• [Document text]
--- Begin ---
An Ohio jury found Petitioner guilty of one count of Attempted Murder with Firearm
Specifications; two counts of Felonious Assault with Firearm Specifications; and one count of
Having a Weapon while Under Disability. For these actions, the Trial Court sentenced
Petitioner to a total of seventeen-years in prison. Petitioner appealed his conviction. The
Appellate Court affirmed both the conviction and sentence. Petitioner asked the Appellate
Court to reconsider, but the court declined. Petitioner appealed to the Ohio Supreme Court, but
that court declined to accept jurisdiction.
On April 30, 2018, Petitioner, through counsel, filed the instant Petition for habeas
relief. He asserted five Grounds for Relief, two of which include:
GROUND ONE: Sixth Amendment. Petitioner was denied his
right to a speedy trial where a criminal complaint which charged the
same offense for which a later indictment was filed showed that
there was a lack of any diligence to notify Petitioner of the pending
criminal charges.
GROUND TWO: Sixth Amendment. Petitioner was denied his
right of confrontation and cross-examination where, at trial, the
court improperly restricted cross-examination on critical issues. In
addition, the court admitted a hearsay exhibit for consideration on
the merits of the case.
(Doc. 1, PageID: 5-7).
--- End ---
• [Records provided]
--- Begin ---
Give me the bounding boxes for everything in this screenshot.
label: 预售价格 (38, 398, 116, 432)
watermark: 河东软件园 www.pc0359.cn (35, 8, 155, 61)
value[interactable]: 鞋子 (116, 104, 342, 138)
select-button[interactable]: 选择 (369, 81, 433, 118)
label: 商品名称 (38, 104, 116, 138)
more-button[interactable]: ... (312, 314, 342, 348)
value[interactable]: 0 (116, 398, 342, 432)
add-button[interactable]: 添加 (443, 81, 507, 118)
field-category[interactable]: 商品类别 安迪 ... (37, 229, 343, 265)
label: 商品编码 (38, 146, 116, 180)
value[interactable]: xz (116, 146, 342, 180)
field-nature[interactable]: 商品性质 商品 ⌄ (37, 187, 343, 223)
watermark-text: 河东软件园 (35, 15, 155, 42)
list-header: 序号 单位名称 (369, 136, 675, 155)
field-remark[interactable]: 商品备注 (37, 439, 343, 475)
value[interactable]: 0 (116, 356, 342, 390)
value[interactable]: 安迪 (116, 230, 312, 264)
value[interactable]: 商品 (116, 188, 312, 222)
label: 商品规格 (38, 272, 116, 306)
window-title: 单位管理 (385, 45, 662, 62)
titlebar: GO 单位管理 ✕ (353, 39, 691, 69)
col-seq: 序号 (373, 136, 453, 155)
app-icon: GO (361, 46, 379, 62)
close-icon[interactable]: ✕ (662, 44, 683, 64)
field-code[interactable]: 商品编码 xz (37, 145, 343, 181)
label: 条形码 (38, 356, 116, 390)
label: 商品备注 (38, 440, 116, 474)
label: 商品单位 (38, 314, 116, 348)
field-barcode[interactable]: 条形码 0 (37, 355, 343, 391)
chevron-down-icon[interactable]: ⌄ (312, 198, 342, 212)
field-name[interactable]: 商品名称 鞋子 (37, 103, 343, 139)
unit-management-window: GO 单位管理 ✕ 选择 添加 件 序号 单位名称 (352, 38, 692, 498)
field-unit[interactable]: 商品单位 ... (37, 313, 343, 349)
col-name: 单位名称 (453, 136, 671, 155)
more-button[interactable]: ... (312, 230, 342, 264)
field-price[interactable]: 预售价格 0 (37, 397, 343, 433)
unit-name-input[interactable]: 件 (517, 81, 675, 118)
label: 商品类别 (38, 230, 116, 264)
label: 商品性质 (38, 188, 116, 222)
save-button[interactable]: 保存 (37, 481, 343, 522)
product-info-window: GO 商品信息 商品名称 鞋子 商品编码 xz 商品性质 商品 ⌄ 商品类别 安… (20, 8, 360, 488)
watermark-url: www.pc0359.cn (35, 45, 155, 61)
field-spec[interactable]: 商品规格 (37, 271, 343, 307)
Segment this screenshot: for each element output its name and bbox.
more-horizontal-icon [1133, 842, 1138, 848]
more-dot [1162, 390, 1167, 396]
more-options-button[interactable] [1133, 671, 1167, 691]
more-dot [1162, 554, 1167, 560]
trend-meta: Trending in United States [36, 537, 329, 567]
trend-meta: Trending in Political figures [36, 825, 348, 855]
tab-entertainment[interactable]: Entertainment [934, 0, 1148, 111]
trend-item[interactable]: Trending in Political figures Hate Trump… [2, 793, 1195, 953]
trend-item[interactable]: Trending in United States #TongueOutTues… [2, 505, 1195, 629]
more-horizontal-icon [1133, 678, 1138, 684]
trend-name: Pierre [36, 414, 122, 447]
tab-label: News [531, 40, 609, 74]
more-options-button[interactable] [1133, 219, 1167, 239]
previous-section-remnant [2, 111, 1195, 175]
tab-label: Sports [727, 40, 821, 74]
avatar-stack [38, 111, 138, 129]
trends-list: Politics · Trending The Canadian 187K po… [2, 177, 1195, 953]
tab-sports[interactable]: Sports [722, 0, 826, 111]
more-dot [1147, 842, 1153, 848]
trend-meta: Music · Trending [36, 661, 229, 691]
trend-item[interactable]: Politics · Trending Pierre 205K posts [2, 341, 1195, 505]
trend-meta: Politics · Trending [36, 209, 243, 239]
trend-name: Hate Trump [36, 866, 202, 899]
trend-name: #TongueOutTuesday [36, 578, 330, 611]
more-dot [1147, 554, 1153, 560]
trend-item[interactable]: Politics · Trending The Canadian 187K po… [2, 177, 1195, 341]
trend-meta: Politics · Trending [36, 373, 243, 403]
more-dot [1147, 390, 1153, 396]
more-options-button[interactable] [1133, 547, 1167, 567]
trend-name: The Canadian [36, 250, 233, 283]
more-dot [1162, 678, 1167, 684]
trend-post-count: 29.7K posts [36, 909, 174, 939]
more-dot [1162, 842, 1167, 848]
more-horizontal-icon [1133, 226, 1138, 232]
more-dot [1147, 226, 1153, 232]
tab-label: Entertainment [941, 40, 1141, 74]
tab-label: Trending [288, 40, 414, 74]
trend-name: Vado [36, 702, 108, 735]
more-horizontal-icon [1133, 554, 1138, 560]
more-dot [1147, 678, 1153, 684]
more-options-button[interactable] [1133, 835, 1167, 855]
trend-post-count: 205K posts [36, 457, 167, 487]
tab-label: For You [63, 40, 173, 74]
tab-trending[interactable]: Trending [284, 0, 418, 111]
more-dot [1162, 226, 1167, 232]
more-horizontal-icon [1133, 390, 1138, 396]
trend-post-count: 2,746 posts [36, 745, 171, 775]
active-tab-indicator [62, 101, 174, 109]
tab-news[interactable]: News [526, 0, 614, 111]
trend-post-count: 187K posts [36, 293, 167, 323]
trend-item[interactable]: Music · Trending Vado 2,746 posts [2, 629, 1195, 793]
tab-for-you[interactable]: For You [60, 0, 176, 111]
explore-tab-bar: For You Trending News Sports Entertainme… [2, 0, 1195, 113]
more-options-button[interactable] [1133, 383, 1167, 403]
--- End ---
• [What you will do]
A - Translate this sentence from the habeas excerpt into Spanish: "The Appellate Court affirmed both the conviction and sentence."
B - Reproduce the habeas excerpt word for word from "An Ohio jury" up to and including "to accept jurisdiction.".
Work only from the habeas excerpt, not from the material.

• [Answers provided]
A - El Tribunal de Apelaciones confirmó tanto la condena como la sentencia.

B -
An Ohio jury found Petitioner guilty of one count of Attempted Murder with Firearm
Specifications; two counts of Felonious Assault with Firearm Specifications; and one count of
Having a Weapon while Under Disability. For these actions, the Trial Court sentenced
Petitioner to a total of seventeen-years in prison. Petitioner appealed his conviction. The
Appellate Court affirmed both the conviction and sentence. Petitioner asked the Appellate
Court to reconsider, but the court declined. Petitioner appealed to the Ohio Supreme Court, but
that court declined to accept jurisdiction.